Dataset items
--- begin ---

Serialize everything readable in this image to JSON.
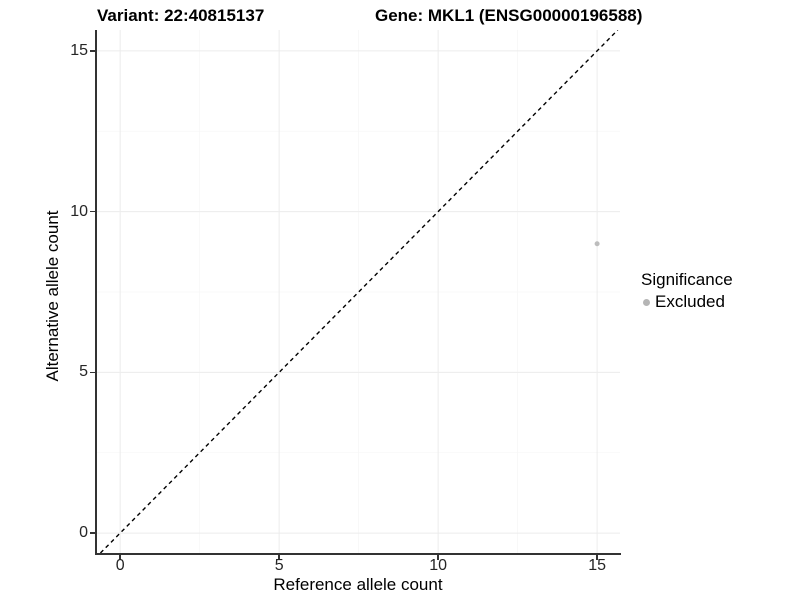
{
  "chart_data": {
    "type": "scatter",
    "titles": {
      "variant": "Variant: 22:40815137",
      "gene": "Gene: MKL1 (ENSG00000196588)"
    },
    "xlabel": "Reference allele count",
    "ylabel": "Alternative allele count",
    "xlim": [
      -0.76,
      15.72
    ],
    "ylim": [
      -0.62,
      15.65
    ],
    "x_ticks": [
      0,
      5,
      10,
      15
    ],
    "y_ticks": [
      0,
      5,
      10,
      15
    ],
    "x_minor_ticks": [
      2.5,
      7.5,
      12.5
    ],
    "y_minor_ticks": [
      2.5,
      7.5,
      12.5
    ],
    "grid": "major+minor, very light grey on white panel",
    "series": [
      {
        "name": "Excluded",
        "color": "#bdbdbd",
        "points": [
          {
            "x": 15,
            "y": 9
          }
        ]
      }
    ],
    "reference_line": {
      "kind": "identity y=x",
      "style": "dashed",
      "color": "#000000"
    },
    "legend": {
      "position": "right",
      "title": "Significance",
      "items": [
        {
          "label": "Excluded",
          "color": "#b5b5b5"
        }
      ]
    },
    "colors": {
      "grid_major": "#ececec",
      "grid_minor": "#f6f6f6",
      "axis_line": "#333333",
      "tick_text": "#262626",
      "title_text": "#000000"
    }
  }
}
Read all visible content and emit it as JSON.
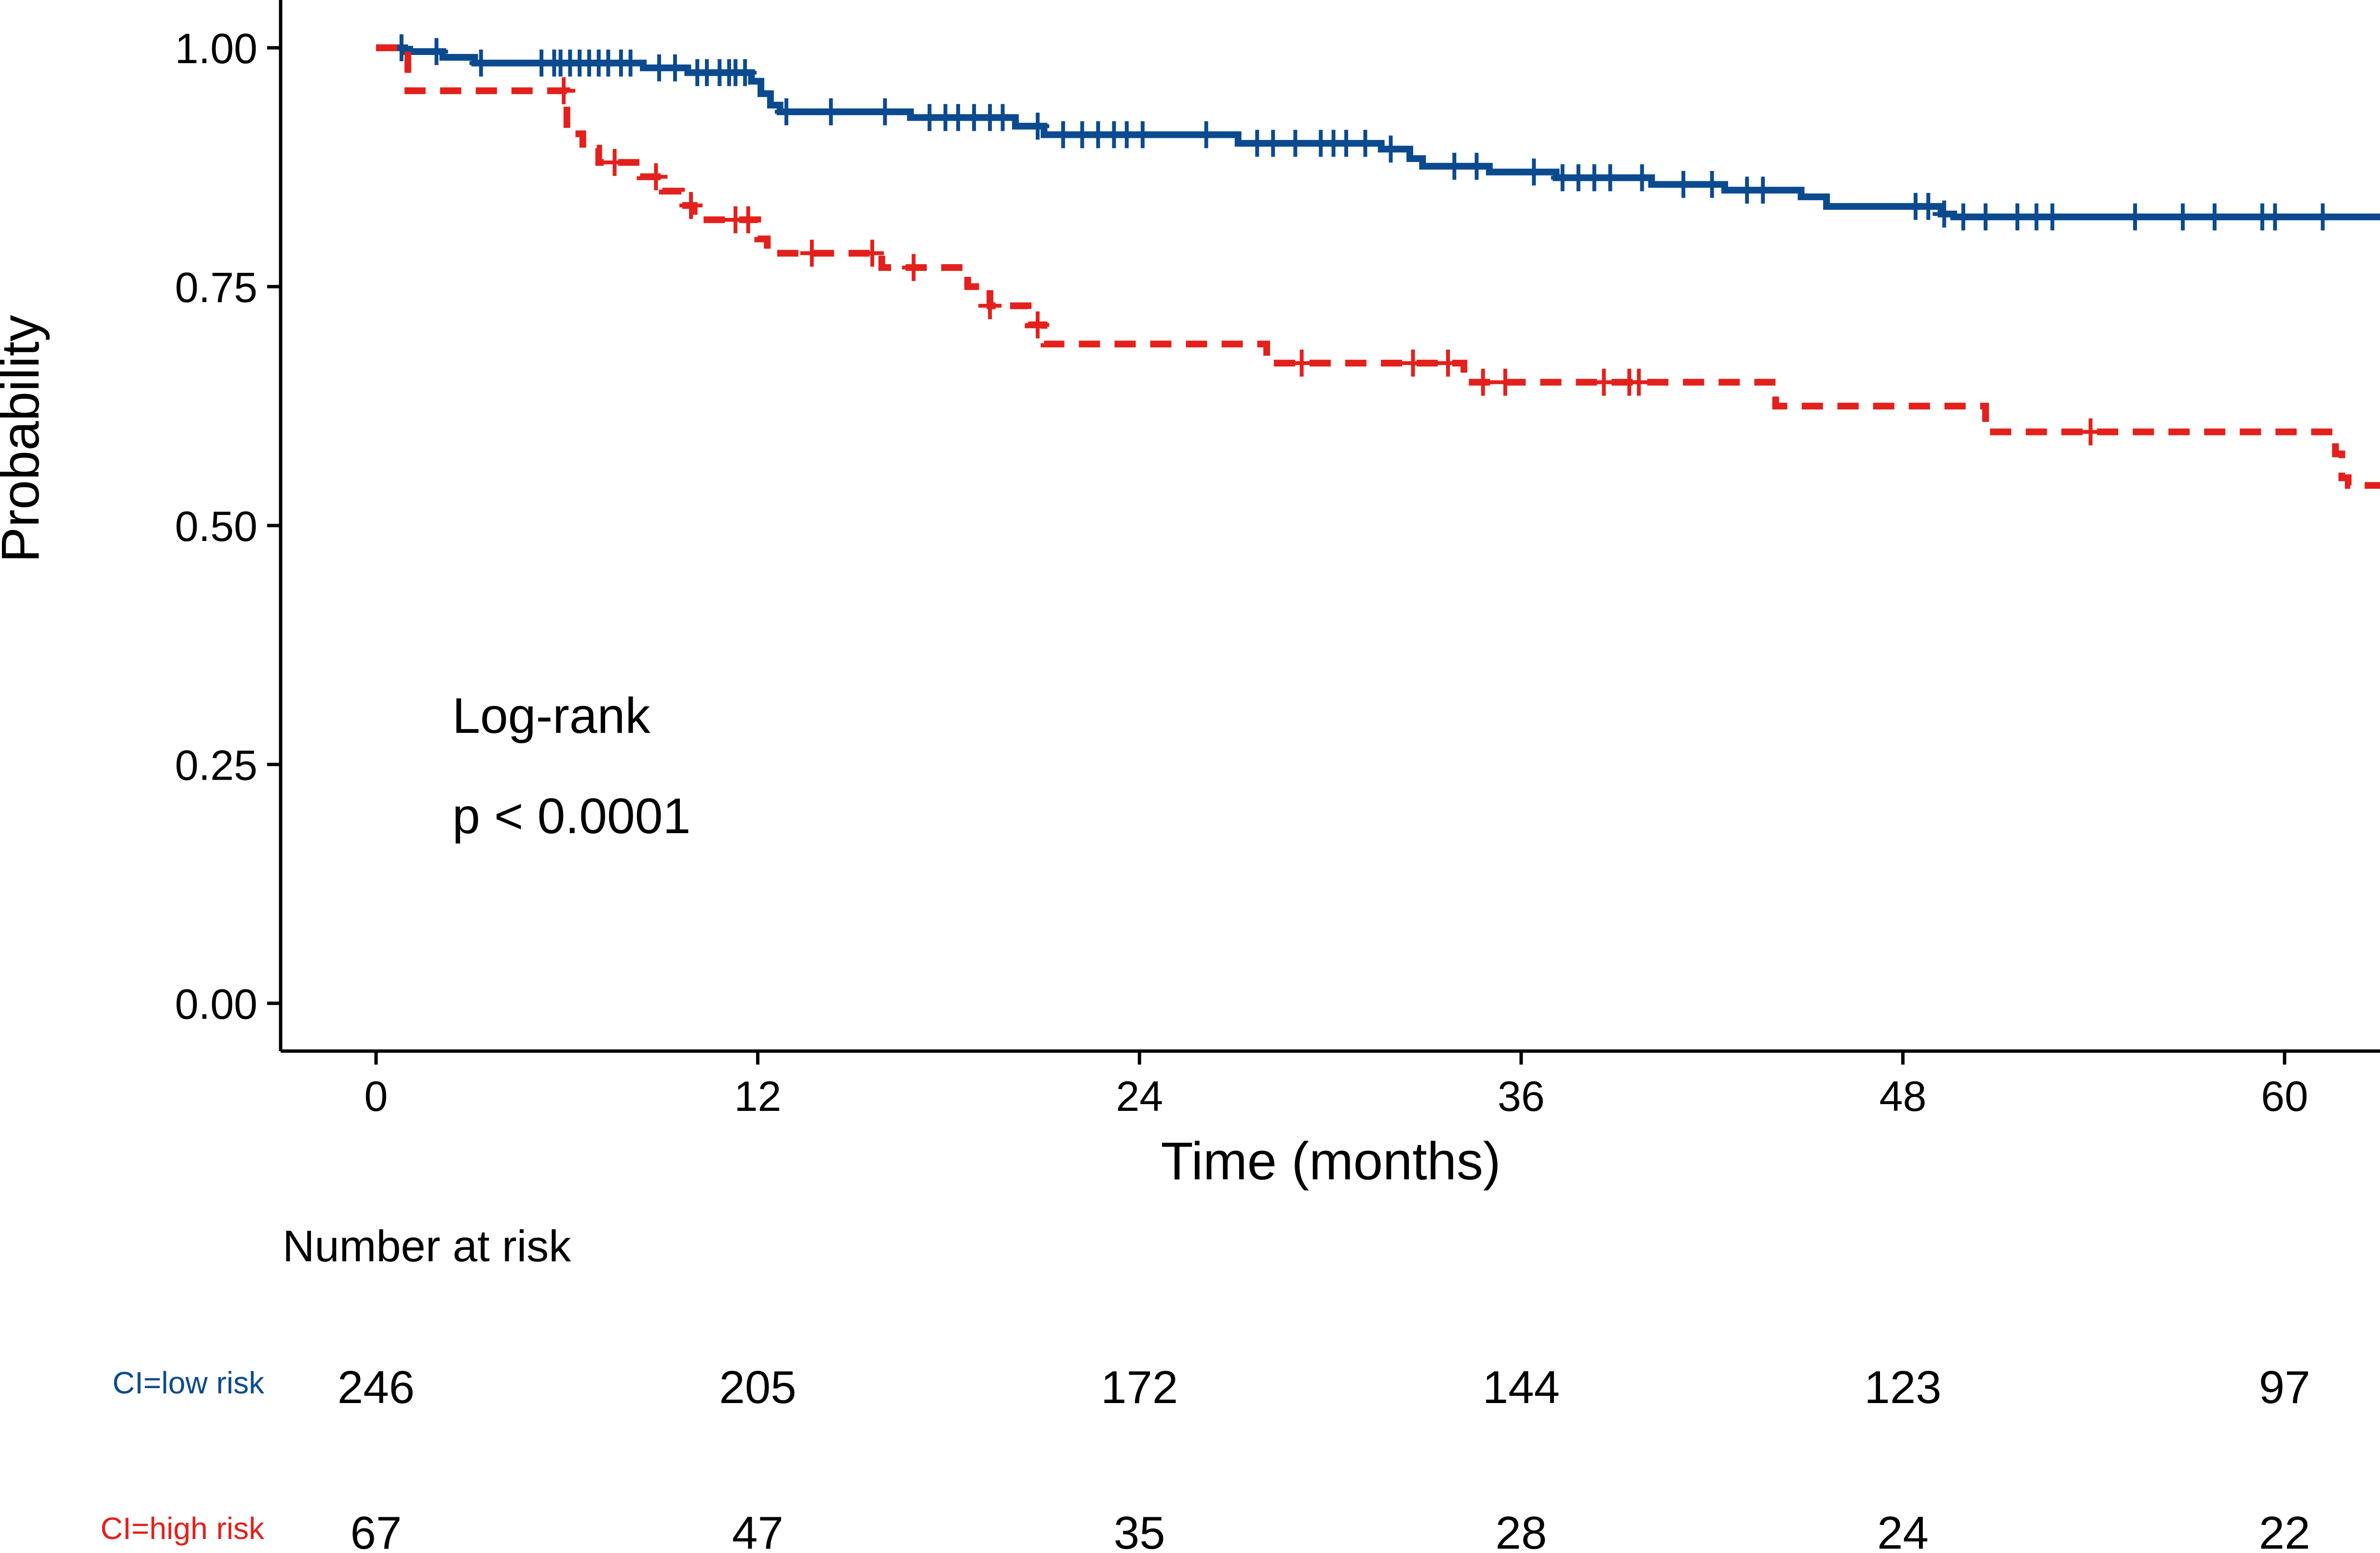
{
  "chart_data": {
    "type": "line",
    "subtype": "kaplan-meier",
    "title": "",
    "xlabel": "Time (months)",
    "ylabel": "Probability",
    "xlim": [
      -3,
      63
    ],
    "ylim": [
      -0.05,
      1.05
    ],
    "x_ticks": [
      0,
      12,
      24,
      36,
      48,
      60
    ],
    "x_tick_labels": [
      "0",
      "12",
      "24",
      "36",
      "48",
      "60"
    ],
    "y_ticks": [
      0,
      0.25,
      0.5,
      0.75,
      1
    ],
    "y_tick_labels": [
      "0.00",
      "0.25",
      "0.50",
      "0.75",
      "1.00"
    ],
    "grid": false,
    "annotations": {
      "test_name": "Log-rank",
      "p_value": "p < 0.0001"
    },
    "series": [
      {
        "name": "CI=low risk",
        "color": "#0b4a8f",
        "dash": "solid",
        "steps": [
          [
            0,
            1.0
          ],
          [
            0.9,
            0.996
          ],
          [
            2.1,
            0.99
          ],
          [
            3.1,
            0.984
          ],
          [
            8.4,
            0.979
          ],
          [
            9.8,
            0.974
          ],
          [
            11.8,
            0.965
          ],
          [
            12.1,
            0.952
          ],
          [
            12.4,
            0.94
          ],
          [
            12.7,
            0.933
          ],
          [
            16.8,
            0.927
          ],
          [
            20.1,
            0.918
          ],
          [
            21.0,
            0.909
          ],
          [
            27.1,
            0.9
          ],
          [
            31.6,
            0.894
          ],
          [
            32.5,
            0.884
          ],
          [
            32.9,
            0.876
          ],
          [
            35.0,
            0.87
          ],
          [
            37.1,
            0.864
          ],
          [
            40.1,
            0.857
          ],
          [
            42.4,
            0.851
          ],
          [
            44.8,
            0.844
          ],
          [
            45.6,
            0.834
          ],
          [
            49.2,
            0.826
          ],
          [
            49.6,
            0.823
          ],
          [
            63.0,
            0.823
          ]
        ],
        "censor_times": [
          0.8,
          1.9,
          3.3,
          5.2,
          5.6,
          5.8,
          6.1,
          6.4,
          6.7,
          7.0,
          7.3,
          7.7,
          8.0,
          8.9,
          9.4,
          10.1,
          10.4,
          10.8,
          11.1,
          11.3,
          11.6,
          12.9,
          14.3,
          16.0,
          17.4,
          17.9,
          18.3,
          18.8,
          19.3,
          19.7,
          20.8,
          21.6,
          22.2,
          22.7,
          23.2,
          23.6,
          24.1,
          26.1,
          27.7,
          28.2,
          28.9,
          29.7,
          30.1,
          30.5,
          31.1,
          31.9,
          33.9,
          34.6,
          36.4,
          37.3,
          37.8,
          38.3,
          38.8,
          39.8,
          41.1,
          42.0,
          43.1,
          43.6,
          48.4,
          48.8,
          49.3,
          49.9,
          50.6,
          51.6,
          52.2,
          52.7,
          55.3,
          56.8,
          57.8,
          59.3,
          59.7,
          61.2
        ]
      },
      {
        "name": "CI=high risk",
        "color": "#e3201b",
        "dash": "dashed",
        "steps": [
          [
            0,
            1.0
          ],
          [
            1.0,
            0.955
          ],
          [
            6.0,
            0.91
          ],
          [
            6.5,
            0.895
          ],
          [
            7.0,
            0.88
          ],
          [
            8.3,
            0.865
          ],
          [
            9.0,
            0.85
          ],
          [
            9.6,
            0.835
          ],
          [
            10.0,
            0.82
          ],
          [
            12.0,
            0.8
          ],
          [
            12.3,
            0.785
          ],
          [
            15.9,
            0.77
          ],
          [
            18.6,
            0.75
          ],
          [
            19.3,
            0.73
          ],
          [
            20.5,
            0.71
          ],
          [
            21.0,
            0.69
          ],
          [
            28.0,
            0.67
          ],
          [
            34.2,
            0.65
          ],
          [
            44.0,
            0.625
          ],
          [
            50.6,
            0.598
          ],
          [
            61.6,
            0.575
          ],
          [
            61.8,
            0.55
          ],
          [
            62.0,
            0.542
          ],
          [
            63.0,
            0.542
          ]
        ],
        "censor_times": [
          5.9,
          7.5,
          8.8,
          9.9,
          11.3,
          11.7,
          13.7,
          15.6,
          16.9,
          19.3,
          20.8,
          29.1,
          32.6,
          33.7,
          34.8,
          35.5,
          38.6,
          39.4,
          39.7,
          53.9
        ]
      }
    ],
    "risk_table": {
      "title": "Number at risk",
      "times": [
        0,
        12,
        24,
        36,
        48,
        60
      ],
      "rows": [
        {
          "label": "CI=low risk",
          "color": "#0b4a8f",
          "values": [
            246,
            205,
            172,
            144,
            123,
            97
          ]
        },
        {
          "label": "CI=high risk",
          "color": "#e3201b",
          "values": [
            67,
            47,
            35,
            28,
            24,
            22
          ]
        }
      ]
    }
  }
}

--- end ---

With the pictures omitted, reproduce the records in full and exactly.

--- TASK SOLUTION ---
Serialize everything readable in this image to JSON.
{
  "chart_data": {
    "type": "scatter",
    "titles": {
      "variant": "Variant: 22:40815137",
      "gene": "Gene: MKL1 (ENSG00000196588)"
    },
    "xlabel": "Reference allele count",
    "ylabel": "Alternative allele count",
    "xlim": [
      -0.76,
      15.72
    ],
    "ylim": [
      -0.62,
      15.65
    ],
    "x_ticks": [
      0,
      5,
      10,
      15
    ],
    "y_ticks": [
      0,
      5,
      10,
      15
    ],
    "x_minor_ticks": [
      2.5,
      7.5,
      12.5
    ],
    "y_minor_ticks": [
      2.5,
      7.5,
      12.5
    ],
    "grid": "major+minor, very light grey on white panel",
    "series": [
      {
        "name": "Excluded",
        "color": "#bdbdbd",
        "points": [
          {
            "x": 15,
            "y": 9
          }
        ]
      }
    ],
    "reference_line": {
      "kind": "identity y=x",
      "style": "dashed",
      "color": "#000000"
    },
    "legend": {
      "position": "right",
      "title": "Significance",
      "items": [
        {
          "label": "Excluded",
          "color": "#b5b5b5"
        }
      ]
    },
    "colors": {
      "grid_major": "#ececec",
      "grid_minor": "#f6f6f6",
      "axis_line": "#333333",
      "tick_text": "#262626",
      "title_text": "#000000"
    }
  }
}
Read all visible content and emit it as JSON.
{
  "chart_data": {
    "type": "line",
    "subtype": "kaplan-meier",
    "title": "",
    "xlabel": "Time (months)",
    "ylabel": "Probability",
    "xlim": [
      -3,
      63
    ],
    "ylim": [
      -0.05,
      1.05
    ],
    "x_ticks": [
      0,
      12,
      24,
      36,
      48,
      60
    ],
    "x_tick_labels": [
      "0",
      "12",
      "24",
      "36",
      "48",
      "60"
    ],
    "y_ticks": [
      0,
      0.25,
      0.5,
      0.75,
      1
    ],
    "y_tick_labels": [
      "0.00",
      "0.25",
      "0.50",
      "0.75",
      "1.00"
    ],
    "grid": false,
    "annotations": {
      "test_name": "Log-rank",
      "p_value": "p < 0.0001"
    },
    "series": [
      {
        "name": "CI=low risk",
        "color": "#0b4a8f",
        "dash": "solid",
        "steps": [
          [
            0,
            1.0
          ],
          [
            0.9,
            0.996
          ],
          [
            2.1,
            0.99
          ],
          [
            3.1,
            0.984
          ],
          [
            8.4,
            0.979
          ],
          [
            9.8,
            0.974
          ],
          [
            11.8,
            0.965
          ],
          [
            12.1,
            0.952
          ],
          [
            12.4,
            0.94
          ],
          [
            12.7,
            0.933
          ],
          [
            16.8,
            0.927
          ],
          [
            20.1,
            0.918
          ],
          [
            21.0,
            0.909
          ],
          [
            27.1,
            0.9
          ],
          [
            31.6,
            0.894
          ],
          [
            32.5,
            0.884
          ],
          [
            32.9,
            0.876
          ],
          [
            35.0,
            0.87
          ],
          [
            37.1,
            0.864
          ],
          [
            40.1,
            0.857
          ],
          [
            42.4,
            0.851
          ],
          [
            44.8,
            0.844
          ],
          [
            45.6,
            0.834
          ],
          [
            49.2,
            0.826
          ],
          [
            49.6,
            0.823
          ],
          [
            63.0,
            0.823
          ]
        ],
        "censor_times": [
          0.8,
          1.9,
          3.3,
          5.2,
          5.6,
          5.8,
          6.1,
          6.4,
          6.7,
          7.0,
          7.3,
          7.7,
          8.0,
          8.9,
          9.4,
          10.1,
          10.4,
          10.8,
          11.1,
          11.3,
          11.6,
          12.9,
          14.3,
          16.0,
          17.4,
          17.9,
          18.3,
          18.8,
          19.3,
          19.7,
          20.8,
          21.6,
          22.2,
          22.7,
          23.2,
          23.6,
          24.1,
          26.1,
          27.7,
          28.2,
          28.9,
          29.7,
          30.1,
          30.5,
          31.1,
          31.9,
          33.9,
          34.6,
          36.4,
          37.3,
          37.8,
          38.3,
          38.8,
          39.8,
          41.1,
          42.0,
          43.1,
          43.6,
          48.4,
          48.8,
          49.3,
          49.9,
          50.6,
          51.6,
          52.2,
          52.7,
          55.3,
          56.8,
          57.8,
          59.3,
          59.7,
          61.2
        ]
      },
      {
        "name": "CI=high risk",
        "color": "#e3201b",
        "dash": "dashed",
        "steps": [
          [
            0,
            1.0
          ],
          [
            1.0,
            0.955
          ],
          [
            6.0,
            0.91
          ],
          [
            6.5,
            0.895
          ],
          [
            7.0,
            0.88
          ],
          [
            8.3,
            0.865
          ],
          [
            9.0,
            0.85
          ],
          [
            9.6,
            0.835
          ],
          [
            10.0,
            0.82
          ],
          [
            12.0,
            0.8
          ],
          [
            12.3,
            0.785
          ],
          [
            15.9,
            0.77
          ],
          [
            18.6,
            0.75
          ],
          [
            19.3,
            0.73
          ],
          [
            20.5,
            0.71
          ],
          [
            21.0,
            0.69
          ],
          [
            28.0,
            0.67
          ],
          [
            34.2,
            0.65
          ],
          [
            44.0,
            0.625
          ],
          [
            50.6,
            0.598
          ],
          [
            61.6,
            0.575
          ],
          [
            61.8,
            0.55
          ],
          [
            62.0,
            0.542
          ],
          [
            63.0,
            0.542
          ]
        ],
        "censor_times": [
          5.9,
          7.5,
          8.8,
          9.9,
          11.3,
          11.7,
          13.7,
          15.6,
          16.9,
          19.3,
          20.8,
          29.1,
          32.6,
          33.7,
          34.8,
          35.5,
          38.6,
          39.4,
          39.7,
          53.9
        ]
      }
    ],
    "risk_table": {
      "title": "Number at risk",
      "times": [
        0,
        12,
        24,
        36,
        48,
        60
      ],
      "rows": [
        {
          "label": "CI=low risk",
          "color": "#0b4a8f",
          "values": [
            246,
            205,
            172,
            144,
            123,
            97
          ]
        },
        {
          "label": "CI=high risk",
          "color": "#e3201b",
          "values": [
            67,
            47,
            35,
            28,
            24,
            22
          ]
        }
      ]
    }
  }
}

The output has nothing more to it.